> **Do this**
Pick out the lines below with "ylabel" and list them.

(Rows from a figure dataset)
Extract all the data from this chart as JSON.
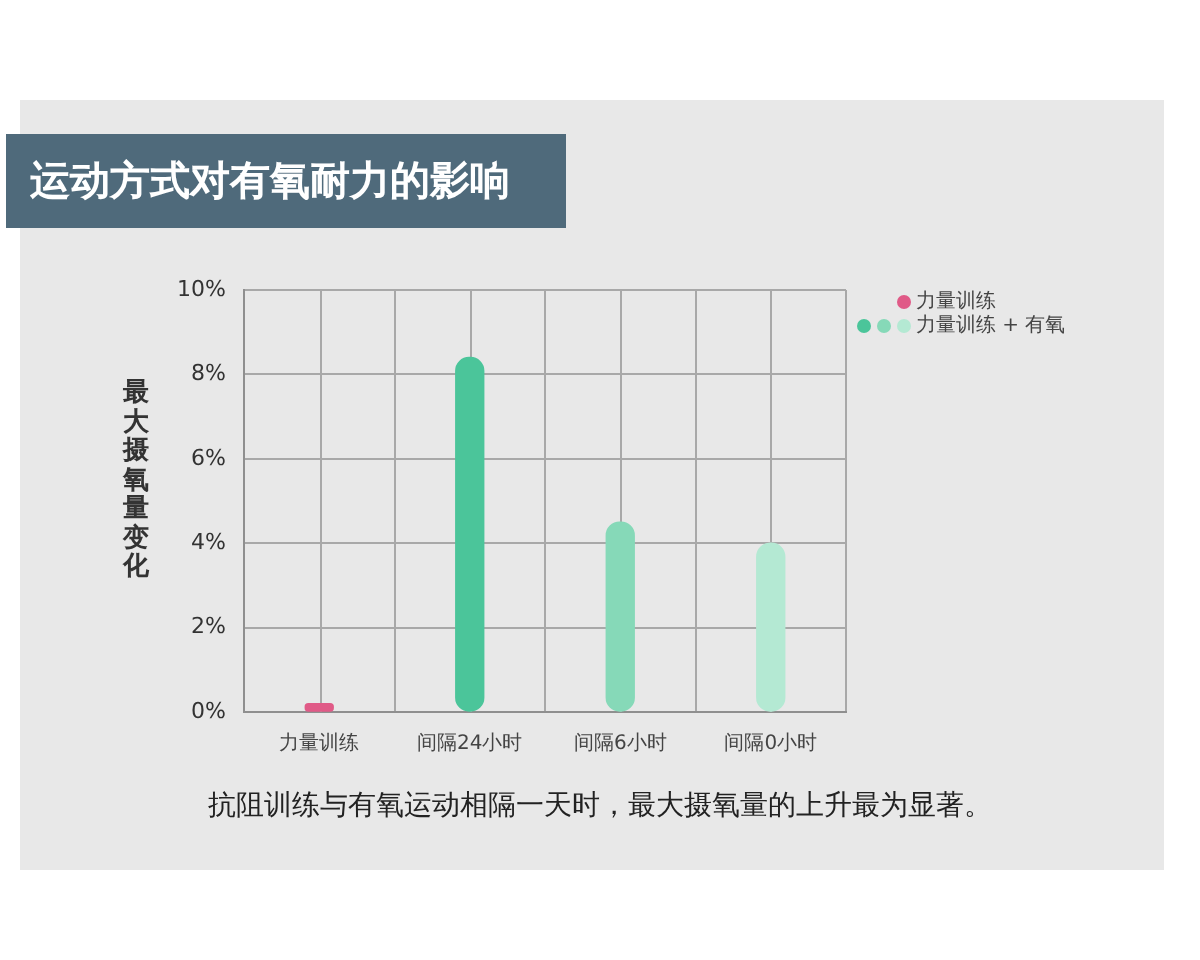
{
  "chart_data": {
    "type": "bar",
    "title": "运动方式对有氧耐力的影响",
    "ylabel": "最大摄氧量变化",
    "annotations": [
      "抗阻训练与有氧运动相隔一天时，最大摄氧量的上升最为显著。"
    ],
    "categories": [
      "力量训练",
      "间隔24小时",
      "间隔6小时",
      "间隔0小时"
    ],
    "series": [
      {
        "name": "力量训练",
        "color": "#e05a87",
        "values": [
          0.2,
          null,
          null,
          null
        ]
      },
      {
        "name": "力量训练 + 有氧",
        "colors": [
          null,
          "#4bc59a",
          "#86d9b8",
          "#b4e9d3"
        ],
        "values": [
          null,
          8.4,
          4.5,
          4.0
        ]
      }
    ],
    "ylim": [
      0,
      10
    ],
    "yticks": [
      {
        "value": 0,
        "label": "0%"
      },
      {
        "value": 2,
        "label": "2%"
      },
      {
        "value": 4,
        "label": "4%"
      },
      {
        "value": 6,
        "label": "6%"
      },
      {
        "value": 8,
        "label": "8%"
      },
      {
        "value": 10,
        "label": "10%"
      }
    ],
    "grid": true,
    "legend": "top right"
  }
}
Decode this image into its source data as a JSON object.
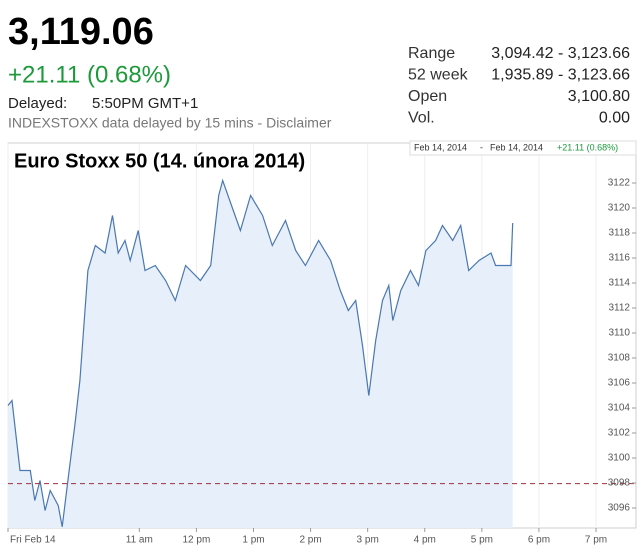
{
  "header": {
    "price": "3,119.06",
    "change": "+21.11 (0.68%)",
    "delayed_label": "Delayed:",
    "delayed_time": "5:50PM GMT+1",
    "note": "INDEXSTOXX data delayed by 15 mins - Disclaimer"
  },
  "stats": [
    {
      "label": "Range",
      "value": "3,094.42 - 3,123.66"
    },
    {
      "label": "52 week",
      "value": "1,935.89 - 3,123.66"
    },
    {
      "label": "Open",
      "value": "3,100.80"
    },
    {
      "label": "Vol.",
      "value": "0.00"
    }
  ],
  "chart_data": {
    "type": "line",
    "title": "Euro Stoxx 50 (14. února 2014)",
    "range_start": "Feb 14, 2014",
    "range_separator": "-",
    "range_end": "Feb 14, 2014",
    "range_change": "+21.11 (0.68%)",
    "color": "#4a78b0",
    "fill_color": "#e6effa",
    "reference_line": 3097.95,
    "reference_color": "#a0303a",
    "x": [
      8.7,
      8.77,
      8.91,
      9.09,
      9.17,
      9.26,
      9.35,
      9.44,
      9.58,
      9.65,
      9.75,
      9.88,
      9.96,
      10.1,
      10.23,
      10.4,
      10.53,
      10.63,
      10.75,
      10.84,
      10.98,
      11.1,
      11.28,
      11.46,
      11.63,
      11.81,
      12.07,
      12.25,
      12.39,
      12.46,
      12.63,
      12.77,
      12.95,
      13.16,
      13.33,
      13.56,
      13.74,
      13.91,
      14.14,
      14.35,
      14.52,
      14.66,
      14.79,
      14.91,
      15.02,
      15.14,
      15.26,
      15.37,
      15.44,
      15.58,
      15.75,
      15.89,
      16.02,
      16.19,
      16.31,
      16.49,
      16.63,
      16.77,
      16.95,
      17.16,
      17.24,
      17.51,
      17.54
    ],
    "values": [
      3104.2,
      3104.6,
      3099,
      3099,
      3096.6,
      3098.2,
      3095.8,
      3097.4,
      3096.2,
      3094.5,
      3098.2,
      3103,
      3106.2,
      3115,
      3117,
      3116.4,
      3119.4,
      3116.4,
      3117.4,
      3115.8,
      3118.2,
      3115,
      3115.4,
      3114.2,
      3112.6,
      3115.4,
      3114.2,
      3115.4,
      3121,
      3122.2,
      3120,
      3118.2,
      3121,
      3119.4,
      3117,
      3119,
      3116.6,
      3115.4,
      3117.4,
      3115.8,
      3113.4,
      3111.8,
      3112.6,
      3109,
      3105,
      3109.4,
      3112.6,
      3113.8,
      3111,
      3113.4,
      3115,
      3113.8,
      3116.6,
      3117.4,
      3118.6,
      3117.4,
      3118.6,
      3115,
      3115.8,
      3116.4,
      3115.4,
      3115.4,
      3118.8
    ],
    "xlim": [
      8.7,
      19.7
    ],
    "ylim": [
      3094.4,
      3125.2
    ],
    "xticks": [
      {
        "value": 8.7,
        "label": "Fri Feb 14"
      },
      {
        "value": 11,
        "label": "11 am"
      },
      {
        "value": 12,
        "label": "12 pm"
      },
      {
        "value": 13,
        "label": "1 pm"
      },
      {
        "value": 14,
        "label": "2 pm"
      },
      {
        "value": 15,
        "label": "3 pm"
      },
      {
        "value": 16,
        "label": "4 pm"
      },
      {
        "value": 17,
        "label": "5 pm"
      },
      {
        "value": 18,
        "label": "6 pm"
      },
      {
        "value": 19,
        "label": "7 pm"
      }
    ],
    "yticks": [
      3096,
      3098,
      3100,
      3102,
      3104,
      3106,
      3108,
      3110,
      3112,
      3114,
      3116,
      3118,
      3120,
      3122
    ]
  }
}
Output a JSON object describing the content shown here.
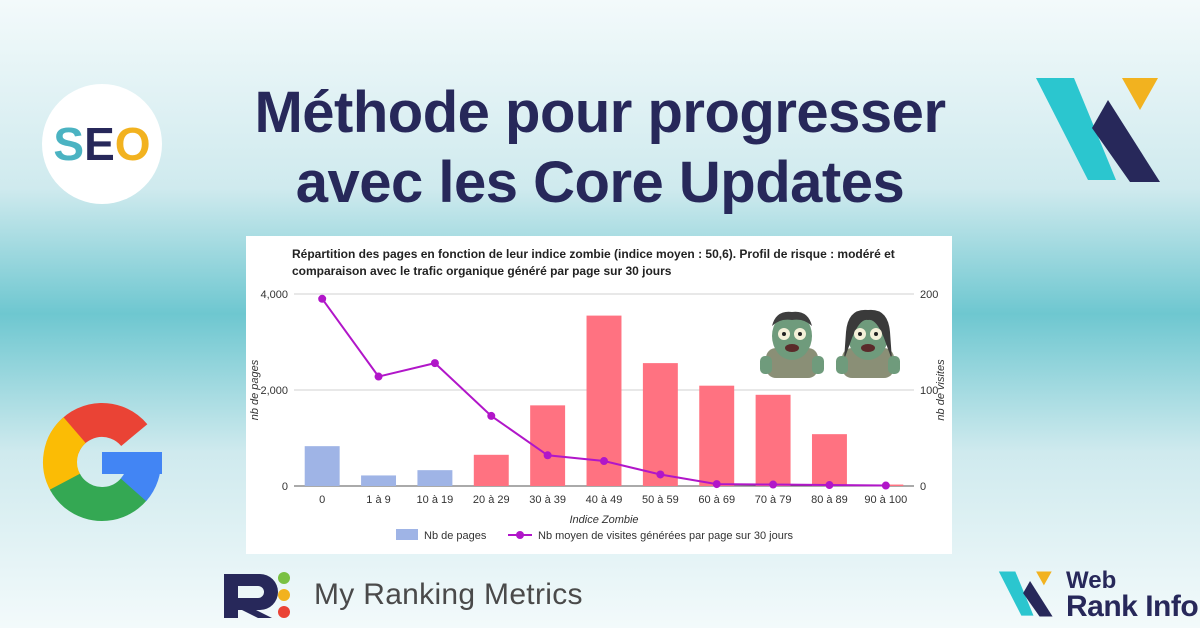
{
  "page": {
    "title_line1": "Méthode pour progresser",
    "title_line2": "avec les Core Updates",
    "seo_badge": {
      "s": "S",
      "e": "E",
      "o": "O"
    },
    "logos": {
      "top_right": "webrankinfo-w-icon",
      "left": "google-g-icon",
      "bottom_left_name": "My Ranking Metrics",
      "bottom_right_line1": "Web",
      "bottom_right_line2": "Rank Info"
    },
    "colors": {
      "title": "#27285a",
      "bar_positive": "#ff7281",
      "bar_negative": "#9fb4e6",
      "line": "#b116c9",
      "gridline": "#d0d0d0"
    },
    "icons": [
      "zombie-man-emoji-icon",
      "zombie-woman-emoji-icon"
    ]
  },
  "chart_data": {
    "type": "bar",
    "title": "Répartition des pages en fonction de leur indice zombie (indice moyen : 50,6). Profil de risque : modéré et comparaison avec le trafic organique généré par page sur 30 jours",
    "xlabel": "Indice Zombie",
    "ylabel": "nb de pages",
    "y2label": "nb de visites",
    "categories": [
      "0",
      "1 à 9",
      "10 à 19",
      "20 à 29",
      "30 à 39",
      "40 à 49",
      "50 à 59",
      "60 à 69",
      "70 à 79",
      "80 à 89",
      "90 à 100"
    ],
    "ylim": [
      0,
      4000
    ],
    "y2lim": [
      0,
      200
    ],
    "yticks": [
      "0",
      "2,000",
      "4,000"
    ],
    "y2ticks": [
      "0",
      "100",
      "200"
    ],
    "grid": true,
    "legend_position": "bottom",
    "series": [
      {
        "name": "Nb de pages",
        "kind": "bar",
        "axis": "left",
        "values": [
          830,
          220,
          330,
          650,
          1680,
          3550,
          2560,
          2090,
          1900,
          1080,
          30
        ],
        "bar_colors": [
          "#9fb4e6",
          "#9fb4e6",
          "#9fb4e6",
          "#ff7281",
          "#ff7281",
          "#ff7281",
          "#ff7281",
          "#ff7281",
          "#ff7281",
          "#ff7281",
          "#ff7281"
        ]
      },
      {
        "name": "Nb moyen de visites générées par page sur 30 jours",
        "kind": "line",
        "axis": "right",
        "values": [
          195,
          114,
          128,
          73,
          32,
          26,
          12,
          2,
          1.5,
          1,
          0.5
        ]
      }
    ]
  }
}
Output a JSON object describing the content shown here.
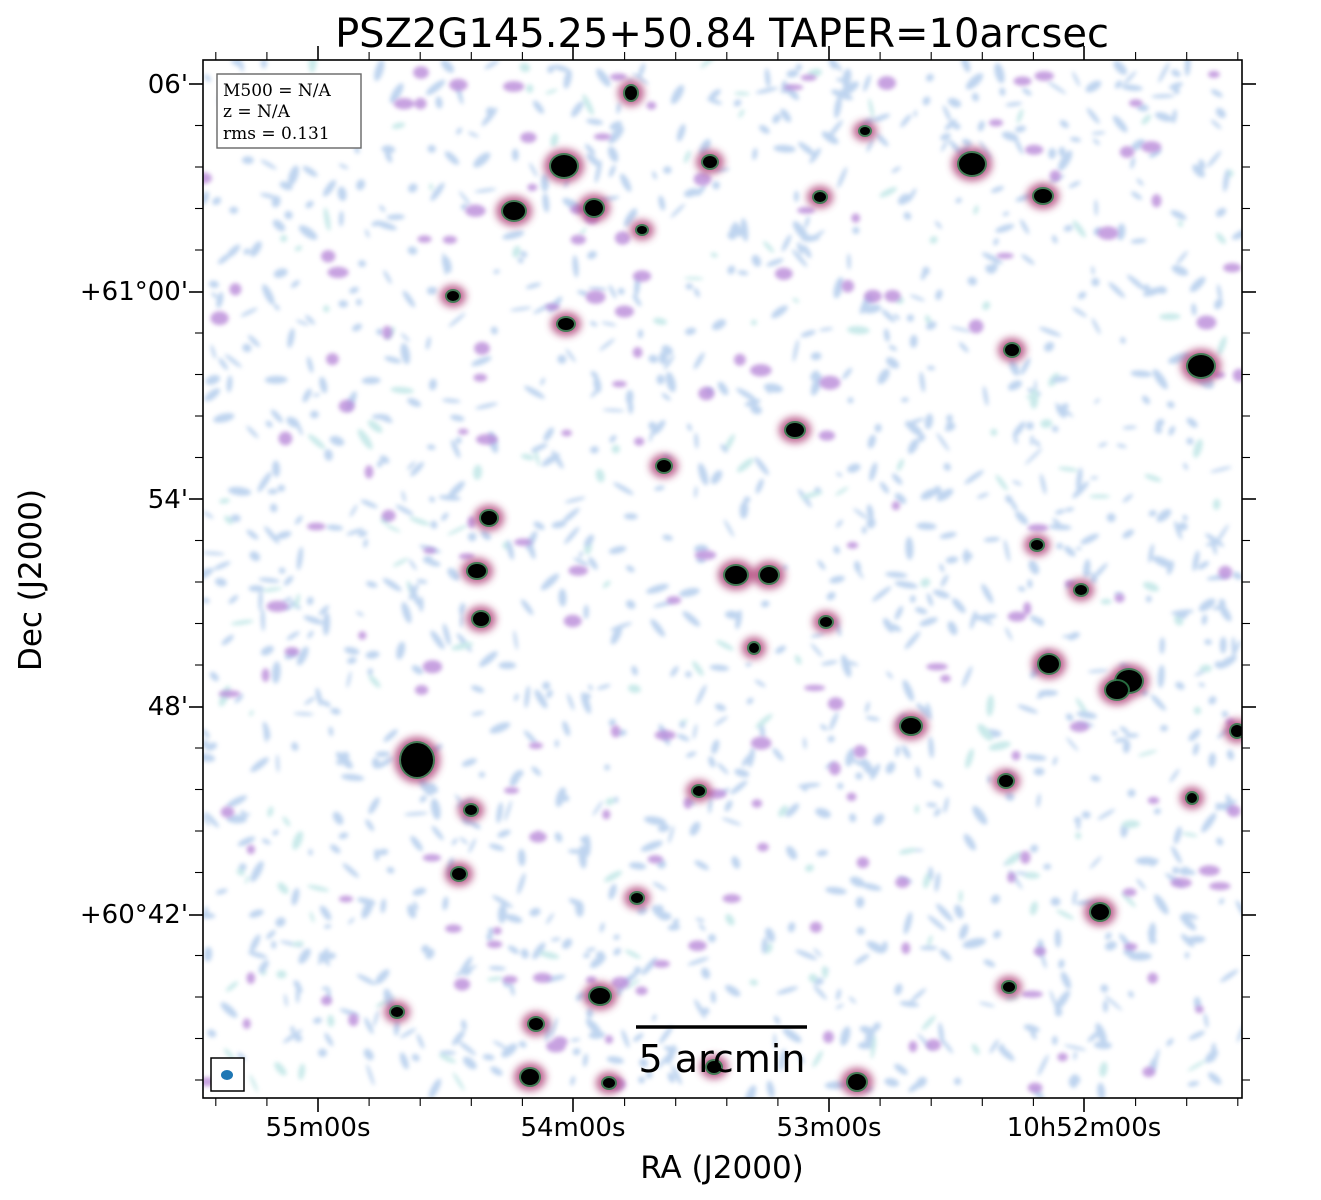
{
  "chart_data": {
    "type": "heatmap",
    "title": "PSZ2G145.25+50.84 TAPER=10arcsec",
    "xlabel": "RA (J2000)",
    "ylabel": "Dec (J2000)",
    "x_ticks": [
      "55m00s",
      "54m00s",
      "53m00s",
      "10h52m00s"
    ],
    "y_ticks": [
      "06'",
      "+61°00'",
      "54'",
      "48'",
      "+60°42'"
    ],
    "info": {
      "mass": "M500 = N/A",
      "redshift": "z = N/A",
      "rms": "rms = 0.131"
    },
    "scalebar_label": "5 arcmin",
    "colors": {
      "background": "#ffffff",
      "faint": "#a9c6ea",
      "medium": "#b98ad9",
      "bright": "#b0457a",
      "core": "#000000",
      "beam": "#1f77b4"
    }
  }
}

> **Response to this task**
    "ylabel": "最大摄氧量变化",
    "ylabel": "nb de pages",
    "ylabel": "Dec (J2000)",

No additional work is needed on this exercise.